§ **What you are asked to do**
Copy every entry below verbatim, except for images.

§ **Dataset records**

▬▬▬▬▬▬

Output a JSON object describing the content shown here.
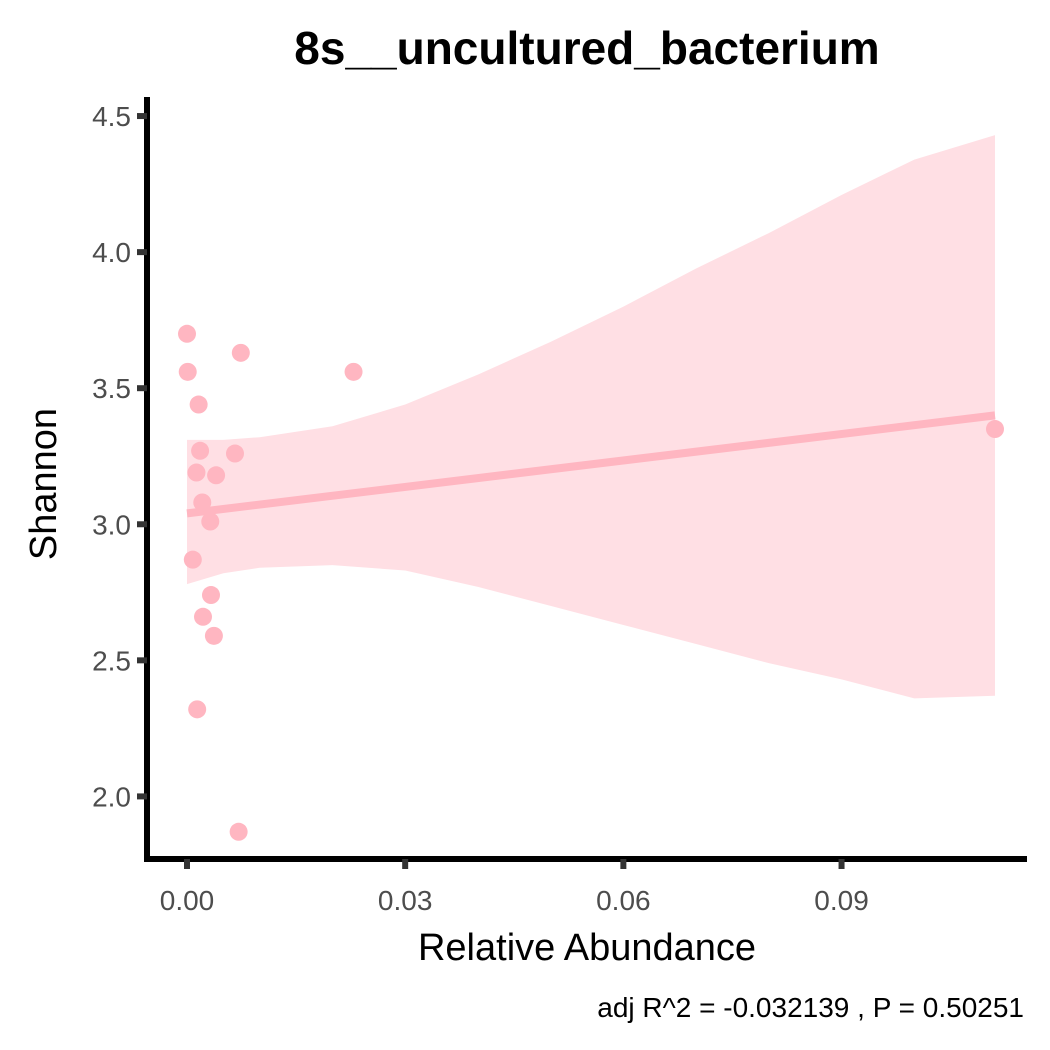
{
  "chart_data": {
    "type": "scatter",
    "title": "8s__uncultured_bacterium",
    "xlabel": "Relative Abundance",
    "ylabel": "Shannon",
    "caption": "adj R^2 =  -0.032139 , P = 0.50251",
    "xlim": [
      -0.0055,
      0.1155
    ],
    "ylim": [
      1.77,
      4.57
    ],
    "x_ticks": [
      0.0,
      0.03,
      0.06,
      0.09
    ],
    "x_tick_labels": [
      "0.00",
      "0.03",
      "0.06",
      "0.09"
    ],
    "y_ticks": [
      2.0,
      2.5,
      3.0,
      3.5,
      4.0,
      4.5
    ],
    "y_tick_labels": [
      "2.0",
      "2.5",
      "3.0",
      "3.5",
      "4.0",
      "4.5"
    ],
    "grid": false,
    "point_color": "#ffb6c1",
    "line_color": "#ffb6c1",
    "band_color": "#ffdfe4",
    "points": [
      {
        "x": 0.0,
        "y": 3.7
      },
      {
        "x": 0.0001,
        "y": 3.56
      },
      {
        "x": 0.0074,
        "y": 3.63
      },
      {
        "x": 0.0229,
        "y": 3.56
      },
      {
        "x": 0.0016,
        "y": 3.44
      },
      {
        "x": 0.0018,
        "y": 3.27
      },
      {
        "x": 0.0066,
        "y": 3.26
      },
      {
        "x": 0.0013,
        "y": 3.19
      },
      {
        "x": 0.004,
        "y": 3.18
      },
      {
        "x": 0.0021,
        "y": 3.08
      },
      {
        "x": 0.0032,
        "y": 3.01
      },
      {
        "x": 0.0008,
        "y": 2.87
      },
      {
        "x": 0.0033,
        "y": 2.74
      },
      {
        "x": 0.0022,
        "y": 2.66
      },
      {
        "x": 0.0037,
        "y": 2.59
      },
      {
        "x": 0.0014,
        "y": 2.32
      },
      {
        "x": 0.0071,
        "y": 1.87
      },
      {
        "x": 0.1111,
        "y": 3.35
      }
    ],
    "fit_line": {
      "x": [
        0.0,
        0.1111
      ],
      "y": [
        3.04,
        3.4
      ]
    },
    "confidence_band": {
      "x": [
        0.0,
        0.005,
        0.01,
        0.02,
        0.03,
        0.04,
        0.05,
        0.06,
        0.07,
        0.08,
        0.09,
        0.1,
        0.1111
      ],
      "upper": [
        3.31,
        3.31,
        3.32,
        3.36,
        3.44,
        3.55,
        3.67,
        3.8,
        3.94,
        4.07,
        4.21,
        4.34,
        4.43
      ],
      "lower": [
        2.78,
        2.82,
        2.84,
        2.85,
        2.83,
        2.77,
        2.7,
        2.63,
        2.56,
        2.49,
        2.43,
        2.36,
        2.37
      ]
    }
  }
}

▬▬▬▬▬▬

§ **Task output**
Output a JSON object describing the content shown here.
{
  "chart_data": {
    "type": "scatter",
    "title": "8s__uncultured_bacterium",
    "xlabel": "Relative Abundance",
    "ylabel": "Shannon",
    "caption": "adj R^2 =  -0.032139 , P = 0.50251",
    "xlim": [
      -0.0055,
      0.1155
    ],
    "ylim": [
      1.77,
      4.57
    ],
    "x_ticks": [
      0.0,
      0.03,
      0.06,
      0.09
    ],
    "x_tick_labels": [
      "0.00",
      "0.03",
      "0.06",
      "0.09"
    ],
    "y_ticks": [
      2.0,
      2.5,
      3.0,
      3.5,
      4.0,
      4.5
    ],
    "y_tick_labels": [
      "2.0",
      "2.5",
      "3.0",
      "3.5",
      "4.0",
      "4.5"
    ],
    "grid": false,
    "point_color": "#ffb6c1",
    "line_color": "#ffb6c1",
    "band_color": "#ffdfe4",
    "points": [
      {
        "x": 0.0,
        "y": 3.7
      },
      {
        "x": 0.0001,
        "y": 3.56
      },
      {
        "x": 0.0074,
        "y": 3.63
      },
      {
        "x": 0.0229,
        "y": 3.56
      },
      {
        "x": 0.0016,
        "y": 3.44
      },
      {
        "x": 0.0018,
        "y": 3.27
      },
      {
        "x": 0.0066,
        "y": 3.26
      },
      {
        "x": 0.0013,
        "y": 3.19
      },
      {
        "x": 0.004,
        "y": 3.18
      },
      {
        "x": 0.0021,
        "y": 3.08
      },
      {
        "x": 0.0032,
        "y": 3.01
      },
      {
        "x": 0.0008,
        "y": 2.87
      },
      {
        "x": 0.0033,
        "y": 2.74
      },
      {
        "x": 0.0022,
        "y": 2.66
      },
      {
        "x": 0.0037,
        "y": 2.59
      },
      {
        "x": 0.0014,
        "y": 2.32
      },
      {
        "x": 0.0071,
        "y": 1.87
      },
      {
        "x": 0.1111,
        "y": 3.35
      }
    ],
    "fit_line": {
      "x": [
        0.0,
        0.1111
      ],
      "y": [
        3.04,
        3.4
      ]
    },
    "confidence_band": {
      "x": [
        0.0,
        0.005,
        0.01,
        0.02,
        0.03,
        0.04,
        0.05,
        0.06,
        0.07,
        0.08,
        0.09,
        0.1,
        0.1111
      ],
      "upper": [
        3.31,
        3.31,
        3.32,
        3.36,
        3.44,
        3.55,
        3.67,
        3.8,
        3.94,
        4.07,
        4.21,
        4.34,
        4.43
      ],
      "lower": [
        2.78,
        2.82,
        2.84,
        2.85,
        2.83,
        2.77,
        2.7,
        2.63,
        2.56,
        2.49,
        2.43,
        2.36,
        2.37
      ]
    }
  }
}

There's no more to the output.